Prompt =
Return all entries word for word, but drop any images.

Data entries
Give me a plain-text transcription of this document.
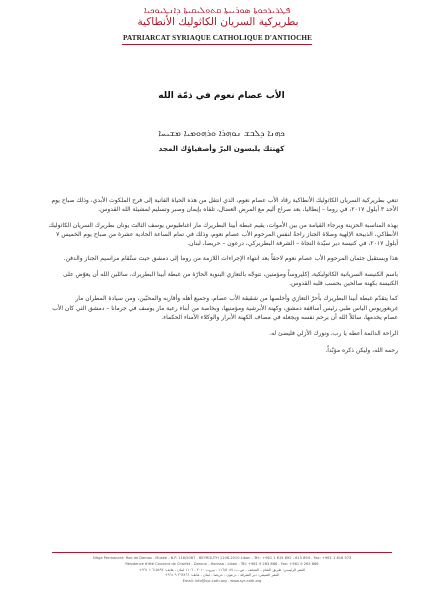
ܦܛܪܝܪܟܘܬܐ ܣܘܪܝܝܬܐ ܩܬܘܠܝܩܝܬܐ ܕܐܢܛܝܘܟܝܐ
بطريركية السريان الكاثوليك الأنطاكية
PATRIARCAT SYRIAQUE CATHOLIQUE D'ANTIOCHE
الأب عصام نعوم في ذمّة الله
ܟܗܢܐ ܕܠܒܫ ܢܘܗܪܐ ܘܪܗܘܡܝܐ ܡܫܝܚܐ
كهنتك يلبسون البرّ وأصفياؤك المجد

تنعي بطريركية السريان الكاثوليك الأنطاكية رقاد الأب عصام نعوم، الذي انتقل من هذه الحياة الفانية إلى فرح الملكوت الأبدي، وذلك صباح يوم الأحد ٣ أيلول ٢٠١٧، في روما – إيطاليا، بعد صراع أليم مع المرض العضال، تلقاه بإيمان وصبر وتسليم لمشيئة الله القدوس.

بهذه المناسبة الحزينة وبرجاء القيامة من بين الأموات، يقيم غبطة أبينا البطريرك مار اغناطيوس يوسف الثالث يونان بطريرك السريان الكاثوليك الأنطاكي، الذبيحة الإلهية وصلاة الجناز راحةً لنفس المرحوم الأب عصام نعوم، وذلك في تمام الساعة الحادية عشرة من صباح يوم الخميس ٧ أيلول ٢٠١٧، في كنيسة دير سيّدة النجاة – الشرفة البطريركي، درعون – حريصا، لبنان.

هذا ويستقبل جثمان المرحوم الأب عصام نعوم لاحقاً بعد انتهاء الإجراءات اللازمة من روما إلى دمشق حيث ستُقام مراسيم الجناز والدفن.

باسم الكنيسة السريانية الكاثوليكية، إكليروساً ومؤمنين، نتوجّه بالتعازي البنوية الحارّة من غبطة أبينا البطريرك، سائلين الله أن يعوّض على الكنيسة بكهنة صالحين بحسب قلبه القدوس.

كما يتقدّم غبطة أبينا البطريرك بأحرّ التعازي وأخلصها من شقيقة الأب عصام، وجميع أهله وأقاربه والمحبّين، ومن سيادة المطران مار غريغوريوس الياس طبي رئيس أساقفة دمشق، وكهنة الأبرشية ومؤمنيها، وبخاصة من أبناء رعية مار يوسف في جرمانا – دمشق التي كان الأب عصام يخدمها، سائلاً الله أن يرحم نفسه ويجعله في مصاف الكهنة الأبرار والوكلاء الأمناء الحكماء.

الراحة الدائمة أعطه يا رب، ونورك الأزلي فليضئ له.

رحمه الله، وليكن ذكره مؤبّداً.

Siège Permanent: Rue de Damas - Musée - B.P. 116/5087 - BEYROUTH 1106-2010 Liban - Tél.: +961 1 615 892 - 615 894 - Fax: +961 1 616 573
Résidence d'été Couvent de Charfet - Daroun - Harissa - Liban - Tél: +961 9 263 866 - Fax: +961 9 263 866
المقر الرئيسي: طريق الشام - المتحف - ص.ب: ١١٦/٥٠٨٧ - بيروت ٢٠١٠ - ١١٠٦ لبنان - هاتف: ٦١٥٨٩٢ ١ ٩٦١+
المقر الصيفي: دير الشرفة - درعون - حريصا - لبنان - هاتف: ٢٦٣٨٦٦ ٩ ٩٦١+
Email: info@syr-cath.org - www.syr-cath.org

Solution =
Give me a plain-text transcription of this document.
ܦܛܪܝܪܟܘܬܐ ܣܘܪܝܝܬܐ ܩܬܘܠܝܩܝܬܐ ܕܐܢܛܝܘܟܝܐ
بطريركية السريان الكاثوليك الأنطاكية
PATRIARCAT SYRIAQUE CATHOLIQUE D'ANTIOCHE
الأب عصام نعوم في ذمّة الله
ܟܗܢܐ ܕܠܒܫ ܢܘܗܪܐ ܘܪܗܘܡܝܐ ܡܫܝܚܐ
كهنتك يلبسون البرّ وأصفياؤك المجد

تنعي بطريركية السريان الكاثوليك الأنطاكية رقاد الأب عصام نعوم، الذي انتقل من هذه الحياة الفانية إلى فرح الملكوت الأبدي، وذلك صباح يوم الأحد ٣ أيلول ٢٠١٧، في روما – إيطاليا، بعد صراع أليم مع المرض العضال، تلقاه بإيمان وصبر وتسليم لمشيئة الله القدوس.

بهذه المناسبة الحزينة وبرجاء القيامة من بين الأموات، يقيم غبطة أبينا البطريرك مار اغناطيوس يوسف الثالث يونان بطريرك السريان الكاثوليك الأنطاكي، الذبيحة الإلهية وصلاة الجناز راحةً لنفس المرحوم الأب عصام نعوم، وذلك في تمام الساعة الحادية عشرة من صباح يوم الخميس ٧ أيلول ٢٠١٧، في كنيسة دير سيّدة النجاة – الشرفة البطريركي، درعون – حريصا، لبنان.

هذا ويستقبل جثمان المرحوم الأب عصام نعوم لاحقاً بعد انتهاء الإجراءات اللازمة من روما إلى دمشق حيث ستُقام مراسيم الجناز والدفن.

باسم الكنيسة السريانية الكاثوليكية، إكليروساً ومؤمنين، نتوجّه بالتعازي البنوية الحارّة من غبطة أبينا البطريرك، سائلين الله أن يعوّض على الكنيسة بكهنة صالحين بحسب قلبه القدوس.

كما يتقدّم غبطة أبينا البطريرك بأحرّ التعازي وأخلصها من شقيقة الأب عصام، وجميع أهله وأقاربه والمحبّين، ومن سيادة المطران مار غريغوريوس الياس طبي رئيس أساقفة دمشق، وكهنة الأبرشية ومؤمنيها، وبخاصة من أبناء رعية مار يوسف في جرمانا – دمشق التي كان الأب عصام يخدمها، سائلاً الله أن يرحم نفسه ويجعله في مصاف الكهنة الأبرار والوكلاء الأمناء الحكماء.

الراحة الدائمة أعطه يا رب، ونورك الأزلي فليضئ له.

رحمه الله، وليكن ذكره مؤبّداً.

Siège Permanent: Rue de Damas - Musée - B.P. 116/5087 - BEYROUTH 1106-2010 Liban - Tél.: +961 1 615 892 - 615 894 - Fax: +961 1 616 573
Résidence d'été Couvent de Charfet - Daroun - Harissa - Liban - Tél: +961 9 263 866 - Fax: +961 9 263 866
المقر الرئيسي: طريق الشام - المتحف - ص.ب: ١١٦/٥٠٨٧ - بيروت ٢٠١٠ - ١١٠٦ لبنان - هاتف: ٦١٥٨٩٢ ١ ٩٦١+
المقر الصيفي: دير الشرفة - درعون - حريصا - لبنان - هاتف: ٢٦٣٨٦٦ ٩ ٩٦١+
Email: info@syr-cath.org - www.syr-cath.org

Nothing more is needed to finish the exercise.